Information given -
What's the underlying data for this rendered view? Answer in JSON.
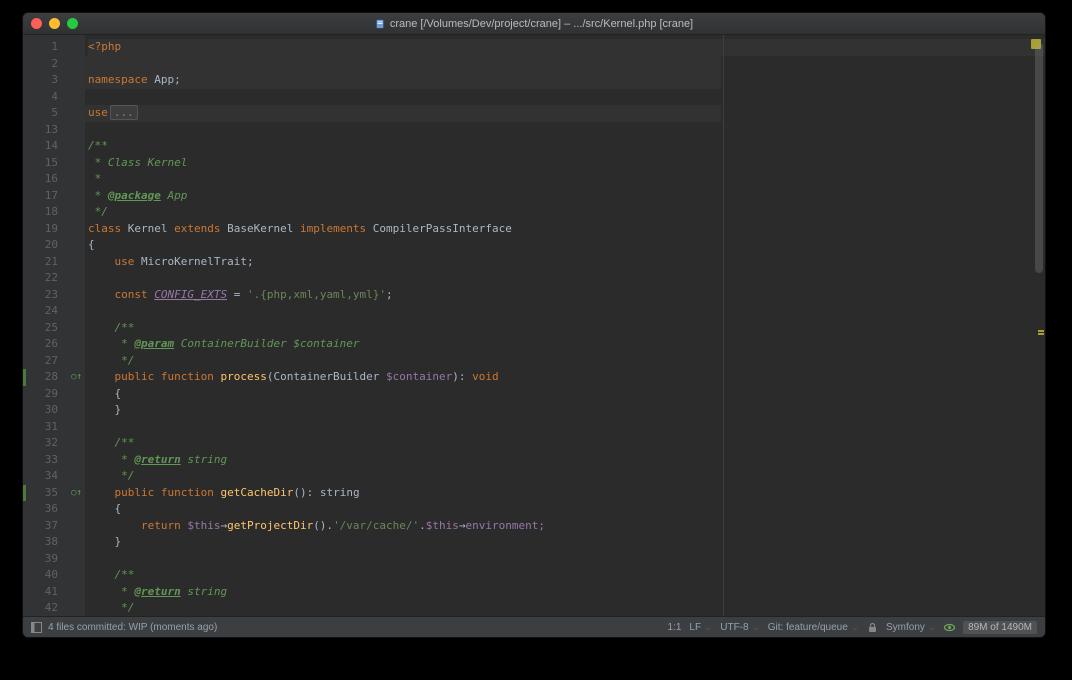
{
  "window": {
    "title": "crane [/Volumes/Dev/project/crane] – .../src/Kernel.php [crane]"
  },
  "gutter": {
    "lines": [
      "1",
      "2",
      "3",
      "4",
      "5",
      "13",
      "14",
      "15",
      "16",
      "17",
      "18",
      "19",
      "20",
      "21",
      "22",
      "23",
      "24",
      "25",
      "26",
      "27",
      "28",
      "29",
      "30",
      "31",
      "32",
      "33",
      "34",
      "35",
      "36",
      "37",
      "38",
      "39",
      "40",
      "41",
      "42"
    ],
    "modified": [
      "28",
      "35"
    ]
  },
  "code": {
    "l1_tag": "<?php",
    "l3_ns": "namespace",
    "l3_ns_name": " App;",
    "l5_use": "use",
    "l5_fold": "...",
    "l14_doc": "/**",
    "l15_doc": " * Class Kernel",
    "l16_doc": " *",
    "l17_doc_pre": " * ",
    "l17_tag": "@package",
    "l17_doc_post": " App",
    "l18_doc": " */",
    "l19_class": "class",
    "l19_name": " Kernel ",
    "l19_ext": "extends",
    "l19_base": " BaseKernel ",
    "l19_impl": "implements",
    "l19_iface": " CompilerPassInterface",
    "l20_brace": "{",
    "l21_use": "    use",
    "l21_trait": " MicroKernelTrait;",
    "l23_const": "    const ",
    "l23_name": "CONFIG_EXTS",
    "l23_eq": " = ",
    "l23_val": "'.{php,xml,yaml,yml}'",
    "l23_semi": ";",
    "l25_doc": "    /**",
    "l26_doc_pre": "     * ",
    "l26_tag": "@param",
    "l26_doc_post": " ContainerBuilder $container",
    "l27_doc": "     */",
    "l28_vis": "    public ",
    "l28_fn": "function",
    "l28_sp": " ",
    "l28_name": "process",
    "l28_sig_a": "(ContainerBuilder ",
    "l28_var": "$container",
    "l28_sig_b": "): ",
    "l28_void": "void",
    "l29_br": "    {",
    "l30_br": "    }",
    "l32_doc": "    /**",
    "l33_doc_pre": "     * ",
    "l33_tag": "@return",
    "l33_doc_post": " string",
    "l34_doc": "     */",
    "l35_vis": "    public ",
    "l35_fn": "function",
    "l35_sp": " ",
    "l35_name": "getCacheDir",
    "l35_sig": "(): ",
    "l35_ret": "string",
    "l36_br": "    {",
    "l37_ret_kw": "        return ",
    "l37_this": "$this",
    "l37_arr1": "→",
    "l37_call": "getProjectDir",
    "l37_paren": "().",
    "l37_str": "'/var/cache/'",
    "l37_cat": ".",
    "l37_this2": "$this",
    "l37_arr2": "→",
    "l37_env": "environment;",
    "l38_br": "    }",
    "l40_doc": "    /**",
    "l41_doc_pre": "     * ",
    "l41_tag": "@return",
    "l41_doc_post": " string",
    "l42_doc": "     */"
  },
  "status": {
    "commit": "4 files committed: WIP (moments ago)",
    "pos": "1:1",
    "le": "LF",
    "enc": "UTF-8",
    "git": "Git: feature/queue",
    "fw": "Symfony",
    "mem": "89M of 1490M"
  }
}
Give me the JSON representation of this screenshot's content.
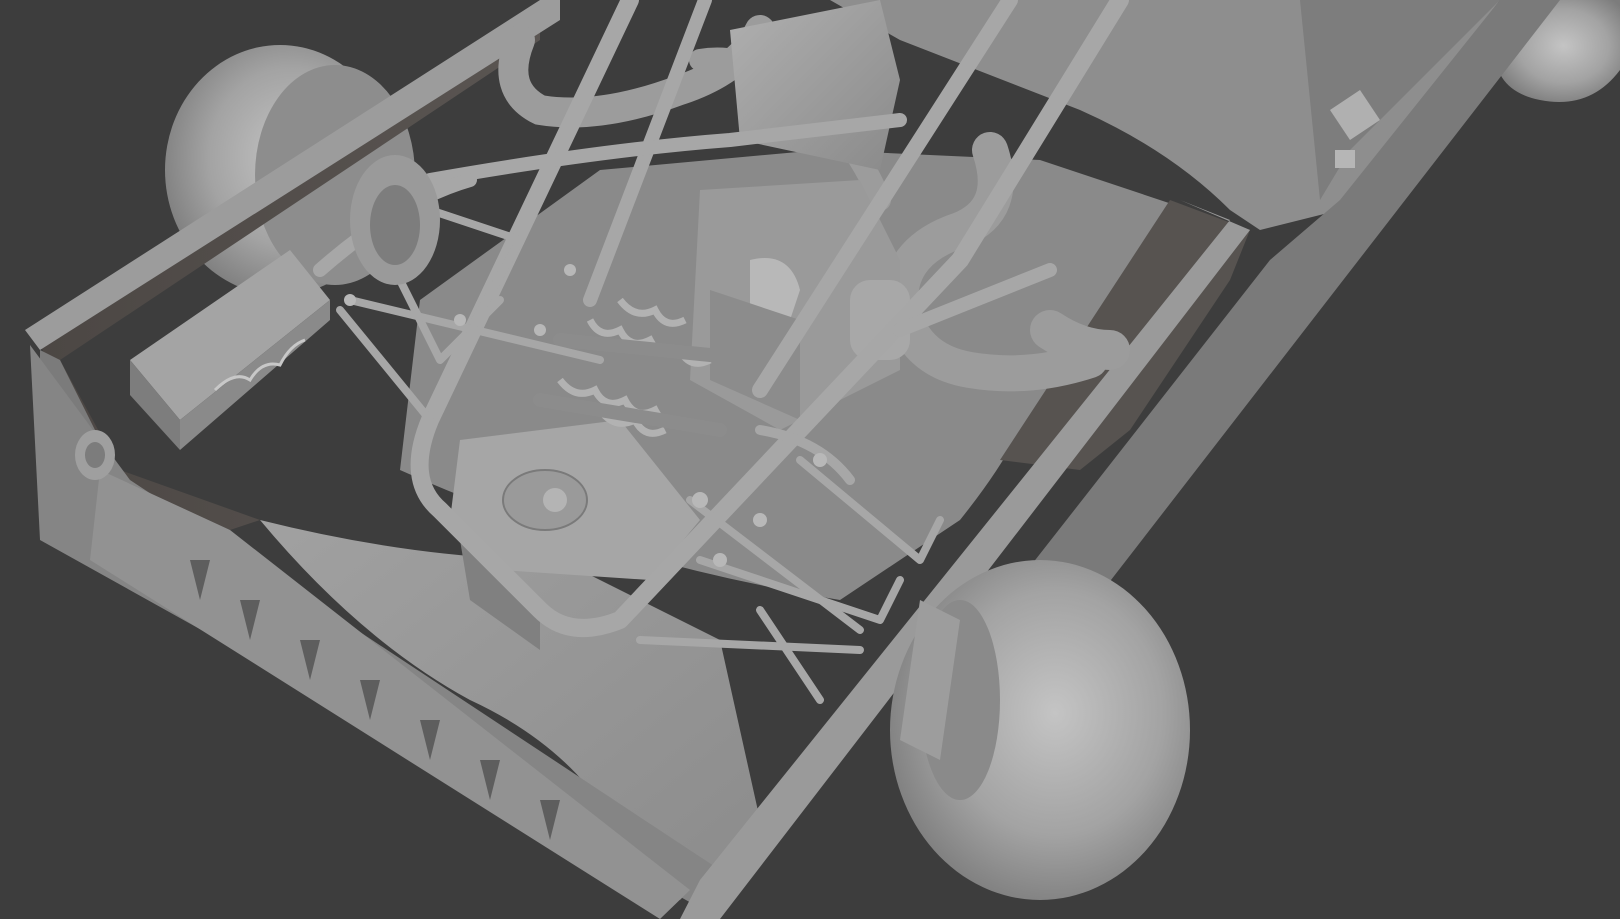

Problem to solve - Return every line holding the word "ContainerBuilder" from the records.

Worked answer -
    "l26_doc_post": " ContainerBuilder $container",
    "l28_sig_a": "(ContainerBuilder ",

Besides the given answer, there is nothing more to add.